▶ _DO THIS_:
Can you change every "data-point" in the data below to "marker-point" and leave everything else untouched?

[Data extracted from a collection]
+---+

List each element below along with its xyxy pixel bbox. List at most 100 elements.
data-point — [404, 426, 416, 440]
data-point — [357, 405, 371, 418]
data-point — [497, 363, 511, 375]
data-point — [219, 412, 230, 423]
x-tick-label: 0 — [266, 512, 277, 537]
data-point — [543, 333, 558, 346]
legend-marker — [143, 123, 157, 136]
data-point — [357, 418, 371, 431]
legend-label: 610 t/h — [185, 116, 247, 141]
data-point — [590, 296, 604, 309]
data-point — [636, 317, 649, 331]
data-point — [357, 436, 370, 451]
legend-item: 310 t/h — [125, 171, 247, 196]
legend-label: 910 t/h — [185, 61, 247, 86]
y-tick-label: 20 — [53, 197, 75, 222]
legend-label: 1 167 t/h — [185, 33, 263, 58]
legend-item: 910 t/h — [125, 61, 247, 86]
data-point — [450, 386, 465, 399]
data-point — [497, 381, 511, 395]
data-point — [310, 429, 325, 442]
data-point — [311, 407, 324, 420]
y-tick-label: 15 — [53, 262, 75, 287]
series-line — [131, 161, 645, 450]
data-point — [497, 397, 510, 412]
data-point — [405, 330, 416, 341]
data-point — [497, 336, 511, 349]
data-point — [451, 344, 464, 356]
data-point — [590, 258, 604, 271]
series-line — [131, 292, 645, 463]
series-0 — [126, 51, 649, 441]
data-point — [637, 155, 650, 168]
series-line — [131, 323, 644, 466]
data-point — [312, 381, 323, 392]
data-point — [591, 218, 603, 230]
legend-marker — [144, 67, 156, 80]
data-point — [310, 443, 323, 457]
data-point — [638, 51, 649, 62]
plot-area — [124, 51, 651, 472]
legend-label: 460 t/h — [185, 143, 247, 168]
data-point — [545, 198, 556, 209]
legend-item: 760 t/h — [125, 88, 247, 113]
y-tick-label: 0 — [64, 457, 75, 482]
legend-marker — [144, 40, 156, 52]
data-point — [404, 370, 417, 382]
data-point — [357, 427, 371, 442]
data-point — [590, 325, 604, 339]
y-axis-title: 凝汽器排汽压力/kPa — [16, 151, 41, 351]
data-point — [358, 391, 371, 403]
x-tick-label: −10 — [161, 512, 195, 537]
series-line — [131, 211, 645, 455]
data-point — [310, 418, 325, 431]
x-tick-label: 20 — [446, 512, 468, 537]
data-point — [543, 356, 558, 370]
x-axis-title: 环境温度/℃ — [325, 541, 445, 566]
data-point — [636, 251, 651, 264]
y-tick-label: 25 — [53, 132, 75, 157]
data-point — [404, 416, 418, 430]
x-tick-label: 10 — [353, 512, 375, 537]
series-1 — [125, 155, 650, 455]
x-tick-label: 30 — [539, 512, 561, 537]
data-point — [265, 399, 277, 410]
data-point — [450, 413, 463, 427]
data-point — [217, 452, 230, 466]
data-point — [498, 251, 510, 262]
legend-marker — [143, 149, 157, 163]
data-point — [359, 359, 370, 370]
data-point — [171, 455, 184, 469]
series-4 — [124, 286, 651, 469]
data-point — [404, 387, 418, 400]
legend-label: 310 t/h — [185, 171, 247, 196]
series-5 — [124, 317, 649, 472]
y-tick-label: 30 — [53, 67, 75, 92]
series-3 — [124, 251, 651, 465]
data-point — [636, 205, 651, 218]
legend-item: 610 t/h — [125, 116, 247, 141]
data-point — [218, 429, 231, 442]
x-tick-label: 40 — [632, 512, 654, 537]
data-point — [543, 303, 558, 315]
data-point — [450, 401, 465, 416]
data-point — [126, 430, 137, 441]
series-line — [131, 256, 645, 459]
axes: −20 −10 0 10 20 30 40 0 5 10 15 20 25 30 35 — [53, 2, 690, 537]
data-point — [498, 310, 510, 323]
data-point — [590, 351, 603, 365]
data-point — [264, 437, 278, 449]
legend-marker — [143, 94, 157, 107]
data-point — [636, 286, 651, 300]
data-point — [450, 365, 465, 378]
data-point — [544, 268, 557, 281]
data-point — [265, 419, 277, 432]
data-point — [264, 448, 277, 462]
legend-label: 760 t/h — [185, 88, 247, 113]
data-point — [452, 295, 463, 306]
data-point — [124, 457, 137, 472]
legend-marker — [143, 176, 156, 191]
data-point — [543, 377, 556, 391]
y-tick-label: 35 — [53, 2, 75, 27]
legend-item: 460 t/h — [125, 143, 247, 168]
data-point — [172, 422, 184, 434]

+---+

▶ _ANSWER IN FULL_:
List each element below along with its xyxy pixel bbox. List at most 100 elements.
marker-point — [404, 426, 416, 440]
marker-point — [357, 405, 371, 418]
marker-point — [497, 363, 511, 375]
marker-point — [219, 412, 230, 423]
x-tick-label: 0 — [266, 512, 277, 537]
marker-point — [543, 333, 558, 346]
legend-marker — [143, 123, 157, 136]
marker-point — [357, 418, 371, 431]
legend-label: 610 t/h — [185, 116, 247, 141]
marker-point — [590, 296, 604, 309]
marker-point — [636, 317, 649, 331]
marker-point — [357, 436, 370, 451]
legend-item: 310 t/h — [125, 171, 247, 196]
legend-label: 910 t/h — [185, 61, 247, 86]
y-tick-label: 20 — [53, 197, 75, 222]
legend-label: 1 167 t/h — [185, 33, 263, 58]
legend-item: 910 t/h — [125, 61, 247, 86]
marker-point — [450, 386, 465, 399]
marker-point — [497, 381, 511, 395]
marker-point — [310, 429, 325, 442]
marker-point — [311, 407, 324, 420]
y-tick-label: 15 — [53, 262, 75, 287]
series-line — [131, 161, 645, 450]
marker-point — [497, 397, 510, 412]
marker-point — [405, 330, 416, 341]
marker-point — [497, 336, 511, 349]
marker-point — [451, 344, 464, 356]
marker-point — [590, 258, 604, 271]
series-line — [131, 292, 645, 463]
series-0 — [126, 51, 649, 441]
marker-point — [637, 155, 650, 168]
series-line — [131, 323, 644, 466]
marker-point — [312, 381, 323, 392]
marker-point — [591, 218, 603, 230]
legend-marker — [144, 67, 156, 80]
marker-point — [310, 443, 323, 457]
marker-point — [638, 51, 649, 62]
plot-area — [124, 51, 651, 472]
legend-label: 460 t/h — [185, 143, 247, 168]
marker-point — [545, 198, 556, 209]
legend-item: 760 t/h — [125, 88, 247, 113]
y-tick-label: 0 — [64, 457, 75, 482]
legend-marker — [144, 40, 156, 52]
marker-point — [404, 370, 417, 382]
marker-point — [357, 427, 371, 442]
marker-point — [590, 325, 604, 339]
y-axis-title: 凝汽器排汽压力/kPa — [16, 151, 41, 351]
marker-point — [358, 391, 371, 403]
x-tick-label: −10 — [161, 512, 195, 537]
series-line — [131, 211, 645, 455]
marker-point — [310, 418, 325, 431]
x-tick-label: 20 — [446, 512, 468, 537]
marker-point — [543, 356, 558, 370]
x-axis-title: 环境温度/℃ — [325, 541, 445, 566]
marker-point — [636, 251, 651, 264]
y-tick-label: 25 — [53, 132, 75, 157]
marker-point — [404, 416, 418, 430]
x-tick-label: 10 — [353, 512, 375, 537]
series-1 — [125, 155, 650, 455]
x-tick-label: 30 — [539, 512, 561, 537]
marker-point — [265, 399, 277, 410]
marker-point — [450, 413, 463, 427]
marker-point — [217, 452, 230, 466]
marker-point — [498, 251, 510, 262]
legend-marker — [143, 149, 157, 163]
marker-point — [359, 359, 370, 370]
marker-point — [171, 455, 184, 469]
series-4 — [124, 286, 651, 469]
marker-point — [404, 387, 418, 400]
legend-label: 310 t/h — [185, 171, 247, 196]
series-5 — [124, 317, 649, 472]
y-tick-label: 30 — [53, 67, 75, 92]
series-3 — [124, 251, 651, 465]
marker-point — [636, 205, 651, 218]
legend-item: 610 t/h — [125, 116, 247, 141]
marker-point — [218, 429, 231, 442]
x-tick-label: 40 — [632, 512, 654, 537]
marker-point — [543, 303, 558, 315]
marker-point — [450, 401, 465, 416]
marker-point — [126, 430, 137, 441]
series-line — [131, 256, 645, 459]
axes: −20 −10 0 10 20 30 40 0 5 10 15 20 25 30 35 — [53, 2, 690, 537]
marker-point — [498, 310, 510, 323]
marker-point — [590, 351, 603, 365]
marker-point — [264, 437, 278, 449]
legend-marker — [143, 94, 157, 107]
marker-point — [636, 286, 651, 300]
marker-point — [450, 365, 465, 378]
marker-point — [544, 268, 557, 281]
marker-point — [265, 419, 277, 432]
marker-point — [264, 448, 277, 462]
legend-label: 760 t/h — [185, 88, 247, 113]
marker-point — [452, 295, 463, 306]
marker-point — [124, 457, 137, 472]
legend-marker — [143, 176, 156, 191]
marker-point — [543, 377, 556, 391]
y-tick-label: 35 — [53, 2, 75, 27]
legend-item: 460 t/h — [125, 143, 247, 168]
marker-point — [172, 422, 184, 434]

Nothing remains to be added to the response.